▸ Given data

↓

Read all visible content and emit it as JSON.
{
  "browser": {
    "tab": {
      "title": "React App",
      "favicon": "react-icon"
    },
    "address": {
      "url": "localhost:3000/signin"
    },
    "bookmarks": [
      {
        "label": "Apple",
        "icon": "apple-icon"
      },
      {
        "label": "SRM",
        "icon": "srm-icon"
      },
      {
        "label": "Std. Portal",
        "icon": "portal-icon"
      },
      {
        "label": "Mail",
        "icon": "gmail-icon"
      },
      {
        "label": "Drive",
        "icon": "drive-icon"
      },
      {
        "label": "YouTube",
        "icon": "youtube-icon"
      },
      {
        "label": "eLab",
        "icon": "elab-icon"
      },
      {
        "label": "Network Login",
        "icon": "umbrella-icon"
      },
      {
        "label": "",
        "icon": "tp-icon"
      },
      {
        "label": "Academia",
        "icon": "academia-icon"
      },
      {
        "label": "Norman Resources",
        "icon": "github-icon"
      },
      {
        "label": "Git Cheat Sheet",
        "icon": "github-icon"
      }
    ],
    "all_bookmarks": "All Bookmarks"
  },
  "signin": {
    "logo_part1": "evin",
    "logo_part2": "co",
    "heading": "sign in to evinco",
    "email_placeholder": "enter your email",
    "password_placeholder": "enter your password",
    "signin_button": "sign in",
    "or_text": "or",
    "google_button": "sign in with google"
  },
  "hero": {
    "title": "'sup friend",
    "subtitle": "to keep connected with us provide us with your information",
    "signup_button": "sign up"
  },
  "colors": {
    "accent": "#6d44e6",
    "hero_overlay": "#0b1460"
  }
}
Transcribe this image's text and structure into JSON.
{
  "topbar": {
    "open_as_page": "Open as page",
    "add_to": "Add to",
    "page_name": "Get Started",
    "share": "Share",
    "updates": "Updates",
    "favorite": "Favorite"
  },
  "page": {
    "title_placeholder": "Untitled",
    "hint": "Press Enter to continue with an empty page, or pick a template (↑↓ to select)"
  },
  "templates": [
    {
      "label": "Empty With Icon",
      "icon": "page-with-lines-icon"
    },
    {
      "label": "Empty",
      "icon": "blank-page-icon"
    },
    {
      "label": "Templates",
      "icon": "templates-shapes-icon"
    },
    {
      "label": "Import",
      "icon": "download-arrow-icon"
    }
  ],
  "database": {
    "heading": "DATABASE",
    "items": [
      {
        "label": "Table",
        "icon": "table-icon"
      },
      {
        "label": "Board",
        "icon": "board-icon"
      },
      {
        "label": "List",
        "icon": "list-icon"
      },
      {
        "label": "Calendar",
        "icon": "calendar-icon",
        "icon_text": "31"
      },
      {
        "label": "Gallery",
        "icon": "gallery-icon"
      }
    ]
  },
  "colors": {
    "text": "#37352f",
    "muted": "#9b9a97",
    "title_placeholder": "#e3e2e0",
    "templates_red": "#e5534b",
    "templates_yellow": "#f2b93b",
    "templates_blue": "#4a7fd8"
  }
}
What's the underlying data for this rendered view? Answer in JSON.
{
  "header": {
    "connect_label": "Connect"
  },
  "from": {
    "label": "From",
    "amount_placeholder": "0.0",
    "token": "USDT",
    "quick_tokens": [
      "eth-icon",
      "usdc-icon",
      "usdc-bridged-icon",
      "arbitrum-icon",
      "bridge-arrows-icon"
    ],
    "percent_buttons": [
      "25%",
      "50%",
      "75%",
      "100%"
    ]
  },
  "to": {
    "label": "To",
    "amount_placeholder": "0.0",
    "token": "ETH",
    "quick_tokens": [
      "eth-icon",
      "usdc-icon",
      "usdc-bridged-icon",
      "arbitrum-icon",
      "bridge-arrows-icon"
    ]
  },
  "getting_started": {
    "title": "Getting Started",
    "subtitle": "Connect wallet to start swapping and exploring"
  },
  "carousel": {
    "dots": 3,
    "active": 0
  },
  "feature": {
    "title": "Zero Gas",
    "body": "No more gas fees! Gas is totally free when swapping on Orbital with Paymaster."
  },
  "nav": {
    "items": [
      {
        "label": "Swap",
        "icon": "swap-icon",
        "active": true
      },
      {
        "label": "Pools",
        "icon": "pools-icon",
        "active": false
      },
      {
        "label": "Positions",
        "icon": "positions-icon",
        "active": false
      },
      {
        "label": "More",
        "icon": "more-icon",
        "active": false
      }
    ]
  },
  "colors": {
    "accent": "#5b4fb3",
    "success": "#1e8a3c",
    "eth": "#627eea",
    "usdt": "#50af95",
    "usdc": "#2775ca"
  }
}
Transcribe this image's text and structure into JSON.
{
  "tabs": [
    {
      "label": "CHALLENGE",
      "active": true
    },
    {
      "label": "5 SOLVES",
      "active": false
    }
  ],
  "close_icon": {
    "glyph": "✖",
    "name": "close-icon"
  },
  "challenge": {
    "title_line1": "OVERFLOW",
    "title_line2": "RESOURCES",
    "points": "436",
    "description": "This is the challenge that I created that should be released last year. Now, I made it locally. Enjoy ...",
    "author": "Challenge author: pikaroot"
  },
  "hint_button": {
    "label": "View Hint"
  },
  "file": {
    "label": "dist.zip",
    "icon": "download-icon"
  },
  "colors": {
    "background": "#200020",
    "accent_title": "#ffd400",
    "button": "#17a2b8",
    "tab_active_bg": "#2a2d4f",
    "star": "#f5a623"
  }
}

↑

Retype all of the data shown above, word for word.

▸ Response below
Read all visible content and emit it as JSON.
{
  "browser": {
    "tab": {
      "title": "React App",
      "favicon": "react-icon"
    },
    "address": {
      "url": "localhost:3000/signin"
    },
    "bookmarks": [
      {
        "label": "Apple",
        "icon": "apple-icon"
      },
      {
        "label": "SRM",
        "icon": "srm-icon"
      },
      {
        "label": "Std. Portal",
        "icon": "portal-icon"
      },
      {
        "label": "Mail",
        "icon": "gmail-icon"
      },
      {
        "label": "Drive",
        "icon": "drive-icon"
      },
      {
        "label": "YouTube",
        "icon": "youtube-icon"
      },
      {
        "label": "eLab",
        "icon": "elab-icon"
      },
      {
        "label": "Network Login",
        "icon": "umbrella-icon"
      },
      {
        "label": "",
        "icon": "tp-icon"
      },
      {
        "label": "Academia",
        "icon": "academia-icon"
      },
      {
        "label": "Norman Resources",
        "icon": "github-icon"
      },
      {
        "label": "Git Cheat Sheet",
        "icon": "github-icon"
      }
    ],
    "all_bookmarks": "All Bookmarks"
  },
  "signin": {
    "logo_part1": "evin",
    "logo_part2": "co",
    "heading": "sign in to evinco",
    "email_placeholder": "enter your email",
    "password_placeholder": "enter your password",
    "signin_button": "sign in",
    "or_text": "or",
    "google_button": "sign in with google"
  },
  "hero": {
    "title": "'sup friend",
    "subtitle": "to keep connected with us provide us with your information",
    "signup_button": "sign up"
  },
  "colors": {
    "accent": "#6d44e6",
    "hero_overlay": "#0b1460"
  }
}
Transcribe this image's text and structure into JSON.
{
  "topbar": {
    "open_as_page": "Open as page",
    "add_to": "Add to",
    "page_name": "Get Started",
    "share": "Share",
    "updates": "Updates",
    "favorite": "Favorite"
  },
  "page": {
    "title_placeholder": "Untitled",
    "hint": "Press Enter to continue with an empty page, or pick a template (↑↓ to select)"
  },
  "templates": [
    {
      "label": "Empty With Icon",
      "icon": "page-with-lines-icon"
    },
    {
      "label": "Empty",
      "icon": "blank-page-icon"
    },
    {
      "label": "Templates",
      "icon": "templates-shapes-icon"
    },
    {
      "label": "Import",
      "icon": "download-arrow-icon"
    }
  ],
  "database": {
    "heading": "DATABASE",
    "items": [
      {
        "label": "Table",
        "icon": "table-icon"
      },
      {
        "label": "Board",
        "icon": "board-icon"
      },
      {
        "label": "List",
        "icon": "list-icon"
      },
      {
        "label": "Calendar",
        "icon": "calendar-icon",
        "icon_text": "31"
      },
      {
        "label": "Gallery",
        "icon": "gallery-icon"
      }
    ]
  },
  "colors": {
    "text": "#37352f",
    "muted": "#9b9a97",
    "title_placeholder": "#e3e2e0",
    "templates_red": "#e5534b",
    "templates_yellow": "#f2b93b",
    "templates_blue": "#4a7fd8"
  }
}
What's the underlying data for this rendered view? Answer in JSON.
{
  "header": {
    "connect_label": "Connect"
  },
  "from": {
    "label": "From",
    "amount_placeholder": "0.0",
    "token": "USDT",
    "quick_tokens": [
      "eth-icon",
      "usdc-icon",
      "usdc-bridged-icon",
      "arbitrum-icon",
      "bridge-arrows-icon"
    ],
    "percent_buttons": [
      "25%",
      "50%",
      "75%",
      "100%"
    ]
  },
  "to": {
    "label": "To",
    "amount_placeholder": "0.0",
    "token": "ETH",
    "quick_tokens": [
      "eth-icon",
      "usdc-icon",
      "usdc-bridged-icon",
      "arbitrum-icon",
      "bridge-arrows-icon"
    ]
  },
  "getting_started": {
    "title": "Getting Started",
    "subtitle": "Connect wallet to start swapping and exploring"
  },
  "carousel": {
    "dots": 3,
    "active": 0
  },
  "feature": {
    "title": "Zero Gas",
    "body": "No more gas fees! Gas is totally free when swapping on Orbital with Paymaster."
  },
  "nav": {
    "items": [
      {
        "label": "Swap",
        "icon": "swap-icon",
        "active": true
      },
      {
        "label": "Pools",
        "icon": "pools-icon",
        "active": false
      },
      {
        "label": "Positions",
        "icon": "positions-icon",
        "active": false
      },
      {
        "label": "More",
        "icon": "more-icon",
        "active": false
      }
    ]
  },
  "colors": {
    "accent": "#5b4fb3",
    "success": "#1e8a3c",
    "eth": "#627eea",
    "usdt": "#50af95",
    "usdc": "#2775ca"
  }
}
Transcribe this image's text and structure into JSON.
{
  "tabs": [
    {
      "label": "CHALLENGE",
      "active": true
    },
    {
      "label": "5 SOLVES",
      "active": false
    }
  ],
  "close_icon": {
    "glyph": "✖",
    "name": "close-icon"
  },
  "challenge": {
    "title_line1": "OVERFLOW",
    "title_line2": "RESOURCES",
    "points": "436",
    "description": "This is the challenge that I created that should be released last year. Now, I made it locally. Enjoy ...",
    "author": "Challenge author: pikaroot"
  },
  "hint_button": {
    "label": "View Hint"
  },
  "file": {
    "label": "dist.zip",
    "icon": "download-icon"
  },
  "colors": {
    "background": "#200020",
    "accent_title": "#ffd400",
    "button": "#17a2b8",
    "tab_active_bg": "#2a2d4f",
    "star": "#f5a623"
  }
}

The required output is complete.